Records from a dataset
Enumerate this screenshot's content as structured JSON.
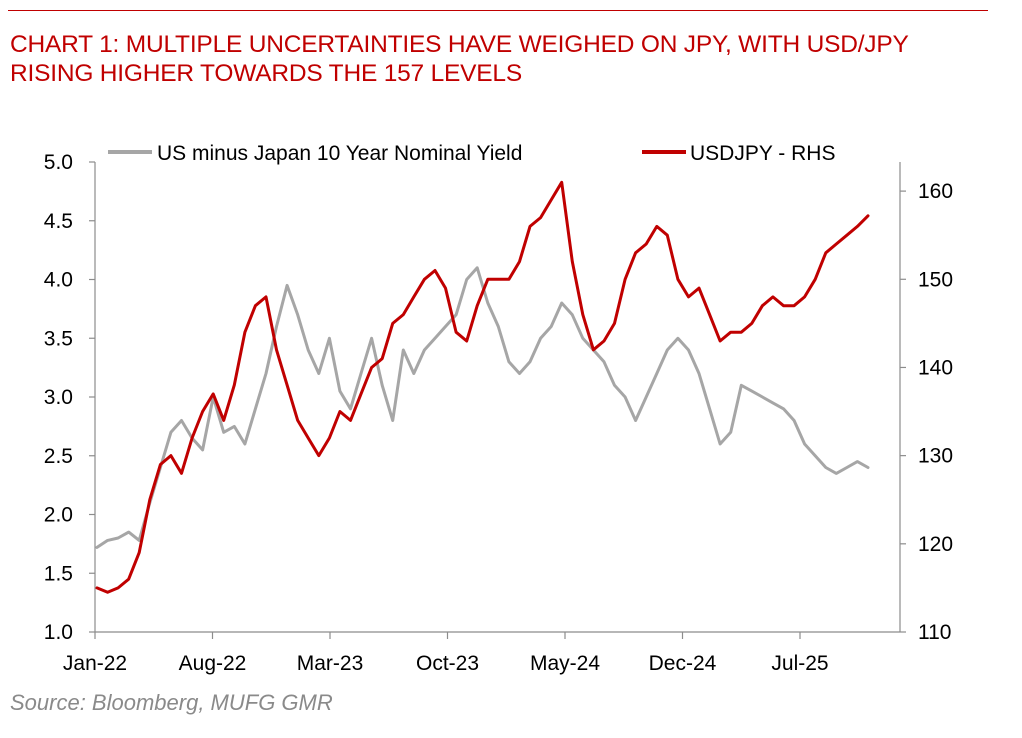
{
  "title": {
    "line1": "CHART 1: MULTIPLE UNCERTAINTIES HAVE WEIGHED ON JPY, WITH USD/JPY",
    "line2": "RISING HIGHER TOWARDS THE 157 LEVELS"
  },
  "source": "Source: Bloomberg, MUFG GMR",
  "colors": {
    "accent": "#c00000",
    "yield_series": "#a6a6a6",
    "usdjpy_series": "#c00000",
    "axis": "#8c8c8c"
  },
  "chart_data": {
    "type": "line",
    "x_start": "2022-01",
    "x_end": "2025-11",
    "x_ticks": [
      "Jan-22",
      "Aug-22",
      "Mar-23",
      "Oct-23",
      "May-24",
      "Dec-24",
      "Jul-25"
    ],
    "y_left": {
      "min": 1.0,
      "max": 5.0,
      "step": 0.5,
      "ticks": [
        "1.0",
        "1.5",
        "2.0",
        "2.5",
        "3.0",
        "3.5",
        "4.0",
        "4.5",
        "5.0"
      ]
    },
    "y_right": {
      "min": 110,
      "max": 163.3,
      "label": "RHS",
      "ticks": [
        "110",
        "120",
        "130",
        "140",
        "150",
        "160"
      ]
    },
    "legend": [
      "US minus Japan 10 Year Nominal Yield",
      "USDJPY - RHS"
    ],
    "series": [
      {
        "name": "US minus Japan 10 Year Nominal Yield",
        "axis": "left",
        "values": [
          1.72,
          1.78,
          1.8,
          1.85,
          1.78,
          2.1,
          2.4,
          2.7,
          2.8,
          2.65,
          2.55,
          3.0,
          2.7,
          2.75,
          2.6,
          2.9,
          3.2,
          3.6,
          3.95,
          3.7,
          3.4,
          3.2,
          3.5,
          3.05,
          2.9,
          3.2,
          3.5,
          3.1,
          2.8,
          3.4,
          3.2,
          3.4,
          3.5,
          3.6,
          3.7,
          4.0,
          4.1,
          3.8,
          3.6,
          3.3,
          3.2,
          3.3,
          3.5,
          3.6,
          3.8,
          3.7,
          3.5,
          3.4,
          3.3,
          3.1,
          3.0,
          2.8,
          3.0,
          3.2,
          3.4,
          3.5,
          3.4,
          3.2,
          2.9,
          2.6,
          2.7,
          3.1,
          3.05,
          3.0,
          2.95,
          2.9,
          2.8,
          2.6,
          2.5,
          2.4,
          2.35,
          2.4,
          2.45,
          2.4
        ]
      },
      {
        "name": "USDJPY - RHS",
        "axis": "right",
        "values": [
          115.0,
          114.5,
          115.0,
          116.0,
          119.0,
          125.0,
          129.0,
          130.0,
          128.0,
          132.0,
          135.0,
          137.0,
          134.0,
          138.0,
          144.0,
          147.0,
          148.0,
          142.0,
          138.0,
          134.0,
          132.0,
          130.0,
          132.0,
          135.0,
          134.0,
          137.0,
          140.0,
          141.0,
          145.0,
          146.0,
          148.0,
          150.0,
          151.0,
          149.0,
          144.0,
          143.0,
          147.0,
          150.0,
          150.0,
          150.0,
          152.0,
          156.0,
          157.0,
          159.0,
          161.0,
          152.0,
          146.0,
          142.0,
          143.0,
          145.0,
          150.0,
          153.0,
          154.0,
          156.0,
          155.0,
          150.0,
          148.0,
          149.0,
          146.0,
          143.0,
          144.0,
          144.0,
          145.0,
          147.0,
          148.0,
          147.0,
          147.0,
          148.0,
          150.0,
          153.0,
          154.0,
          155.0,
          156.0,
          157.2
        ]
      }
    ]
  }
}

• _WHAT TO DO_
Quote each entry above verbatim and drop the pictures.

• _COMPLETE OUTPUT_
Enumerate this screenshot's content as structured JSON.
{
  "title": {
    "line1": "CHART 1: MULTIPLE UNCERTAINTIES HAVE WEIGHED ON JPY, WITH USD/JPY",
    "line2": "RISING HIGHER TOWARDS THE 157 LEVELS"
  },
  "source": "Source: Bloomberg, MUFG GMR",
  "colors": {
    "accent": "#c00000",
    "yield_series": "#a6a6a6",
    "usdjpy_series": "#c00000",
    "axis": "#8c8c8c"
  },
  "chart_data": {
    "type": "line",
    "x_start": "2022-01",
    "x_end": "2025-11",
    "x_ticks": [
      "Jan-22",
      "Aug-22",
      "Mar-23",
      "Oct-23",
      "May-24",
      "Dec-24",
      "Jul-25"
    ],
    "y_left": {
      "min": 1.0,
      "max": 5.0,
      "step": 0.5,
      "ticks": [
        "1.0",
        "1.5",
        "2.0",
        "2.5",
        "3.0",
        "3.5",
        "4.0",
        "4.5",
        "5.0"
      ]
    },
    "y_right": {
      "min": 110,
      "max": 163.3,
      "label": "RHS",
      "ticks": [
        "110",
        "120",
        "130",
        "140",
        "150",
        "160"
      ]
    },
    "legend": [
      "US minus Japan 10 Year Nominal Yield",
      "USDJPY - RHS"
    ],
    "series": [
      {
        "name": "US minus Japan 10 Year Nominal Yield",
        "axis": "left",
        "values": [
          1.72,
          1.78,
          1.8,
          1.85,
          1.78,
          2.1,
          2.4,
          2.7,
          2.8,
          2.65,
          2.55,
          3.0,
          2.7,
          2.75,
          2.6,
          2.9,
          3.2,
          3.6,
          3.95,
          3.7,
          3.4,
          3.2,
          3.5,
          3.05,
          2.9,
          3.2,
          3.5,
          3.1,
          2.8,
          3.4,
          3.2,
          3.4,
          3.5,
          3.6,
          3.7,
          4.0,
          4.1,
          3.8,
          3.6,
          3.3,
          3.2,
          3.3,
          3.5,
          3.6,
          3.8,
          3.7,
          3.5,
          3.4,
          3.3,
          3.1,
          3.0,
          2.8,
          3.0,
          3.2,
          3.4,
          3.5,
          3.4,
          3.2,
          2.9,
          2.6,
          2.7,
          3.1,
          3.05,
          3.0,
          2.95,
          2.9,
          2.8,
          2.6,
          2.5,
          2.4,
          2.35,
          2.4,
          2.45,
          2.4
        ]
      },
      {
        "name": "USDJPY - RHS",
        "axis": "right",
        "values": [
          115.0,
          114.5,
          115.0,
          116.0,
          119.0,
          125.0,
          129.0,
          130.0,
          128.0,
          132.0,
          135.0,
          137.0,
          134.0,
          138.0,
          144.0,
          147.0,
          148.0,
          142.0,
          138.0,
          134.0,
          132.0,
          130.0,
          132.0,
          135.0,
          134.0,
          137.0,
          140.0,
          141.0,
          145.0,
          146.0,
          148.0,
          150.0,
          151.0,
          149.0,
          144.0,
          143.0,
          147.0,
          150.0,
          150.0,
          150.0,
          152.0,
          156.0,
          157.0,
          159.0,
          161.0,
          152.0,
          146.0,
          142.0,
          143.0,
          145.0,
          150.0,
          153.0,
          154.0,
          156.0,
          155.0,
          150.0,
          148.0,
          149.0,
          146.0,
          143.0,
          144.0,
          144.0,
          145.0,
          147.0,
          148.0,
          147.0,
          147.0,
          148.0,
          150.0,
          153.0,
          154.0,
          155.0,
          156.0,
          157.2
        ]
      }
    ]
  }
}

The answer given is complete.